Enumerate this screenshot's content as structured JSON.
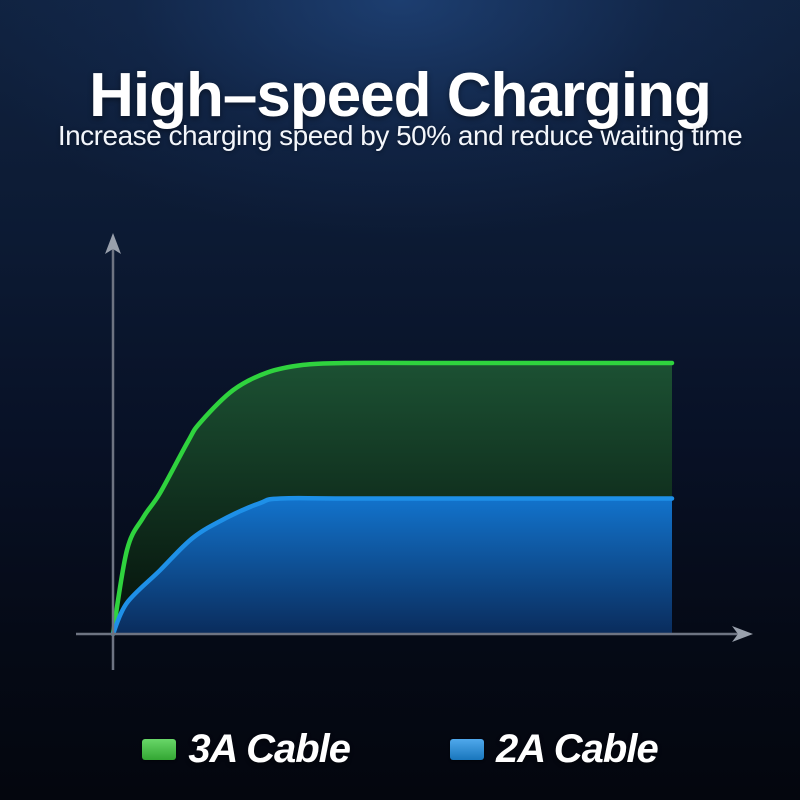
{
  "header": {
    "title": "High–speed Charging",
    "subtitle": "Increase charging speed by 50% and reduce waiting time"
  },
  "legend": {
    "items": [
      {
        "label": "3A Cable",
        "color": "#3ecb3e"
      },
      {
        "label": "2A Cable",
        "color": "#1e90e6"
      }
    ]
  },
  "colors": {
    "background_top_glow": "#1d3b69",
    "background_bottom": "#04060e",
    "text": "#ffffff",
    "green_accent": "#2fd33e",
    "blue_accent": "#1e90e8"
  },
  "chart_data": {
    "type": "area",
    "title": "High–speed Charging",
    "subtitle": "Increase charging speed by 50% and reduce waiting time",
    "xlabel": "",
    "ylabel": "",
    "x_range": [
      0,
      1
    ],
    "y_range": [
      0,
      100
    ],
    "grid": false,
    "axis_ticks": false,
    "axis_arrows": true,
    "axes_color": "#6e7482",
    "axes_arrow_color": "#99a0ac",
    "legend_position": "bottom",
    "description": "Charge level vs time; 3A cable saturates at twice the level of 2A cable (no numeric tick labels shown)",
    "series": [
      {
        "name": "3A Cable",
        "line_color": "#2fd33e",
        "fill_top": "#1c5133",
        "fill_bottom": "#05100a",
        "plateau_value": 100,
        "points": [
          [
            0,
            0
          ],
          [
            0.025,
            31
          ],
          [
            0.054,
            43
          ],
          [
            0.084,
            52
          ],
          [
            0.134,
            71
          ],
          [
            0.156,
            78
          ],
          [
            0.215,
            90
          ],
          [
            0.276,
            96.5
          ],
          [
            0.34,
            99.3
          ],
          [
            0.415,
            100
          ],
          [
            0.55,
            100
          ],
          [
            1,
            100
          ]
        ]
      },
      {
        "name": "2A Cable",
        "line_color": "#1e90e8",
        "fill_top": "#1273cc",
        "fill_bottom": "#0a2c5c",
        "plateau_value": 50,
        "points": [
          [
            0,
            0
          ],
          [
            0.025,
            11.5
          ],
          [
            0.084,
            23.5
          ],
          [
            0.143,
            35.5
          ],
          [
            0.204,
            43
          ],
          [
            0.263,
            48.3
          ],
          [
            0.3,
            50
          ],
          [
            0.45,
            50
          ],
          [
            1,
            50
          ]
        ]
      }
    ]
  }
}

+ + +

- **What is asked**
Would you return the data exactly as written, without the pictures?

- **Written reply**
Enumerate this screenshot's content as structured JSON.
{
  "header": {
    "title": "High–speed Charging",
    "subtitle": "Increase charging speed by 50% and reduce waiting time"
  },
  "legend": {
    "items": [
      {
        "label": "3A Cable",
        "color": "#3ecb3e"
      },
      {
        "label": "2A Cable",
        "color": "#1e90e6"
      }
    ]
  },
  "colors": {
    "background_top_glow": "#1d3b69",
    "background_bottom": "#04060e",
    "text": "#ffffff",
    "green_accent": "#2fd33e",
    "blue_accent": "#1e90e8"
  },
  "chart_data": {
    "type": "area",
    "title": "High–speed Charging",
    "subtitle": "Increase charging speed by 50% and reduce waiting time",
    "xlabel": "",
    "ylabel": "",
    "x_range": [
      0,
      1
    ],
    "y_range": [
      0,
      100
    ],
    "grid": false,
    "axis_ticks": false,
    "axis_arrows": true,
    "axes_color": "#6e7482",
    "axes_arrow_color": "#99a0ac",
    "legend_position": "bottom",
    "description": "Charge level vs time; 3A cable saturates at twice the level of 2A cable (no numeric tick labels shown)",
    "series": [
      {
        "name": "3A Cable",
        "line_color": "#2fd33e",
        "fill_top": "#1c5133",
        "fill_bottom": "#05100a",
        "plateau_value": 100,
        "points": [
          [
            0,
            0
          ],
          [
            0.025,
            31
          ],
          [
            0.054,
            43
          ],
          [
            0.084,
            52
          ],
          [
            0.134,
            71
          ],
          [
            0.156,
            78
          ],
          [
            0.215,
            90
          ],
          [
            0.276,
            96.5
          ],
          [
            0.34,
            99.3
          ],
          [
            0.415,
            100
          ],
          [
            0.55,
            100
          ],
          [
            1,
            100
          ]
        ]
      },
      {
        "name": "2A Cable",
        "line_color": "#1e90e8",
        "fill_top": "#1273cc",
        "fill_bottom": "#0a2c5c",
        "plateau_value": 50,
        "points": [
          [
            0,
            0
          ],
          [
            0.025,
            11.5
          ],
          [
            0.084,
            23.5
          ],
          [
            0.143,
            35.5
          ],
          [
            0.204,
            43
          ],
          [
            0.263,
            48.3
          ],
          [
            0.3,
            50
          ],
          [
            0.45,
            50
          ],
          [
            1,
            50
          ]
        ]
      }
    ]
  }
}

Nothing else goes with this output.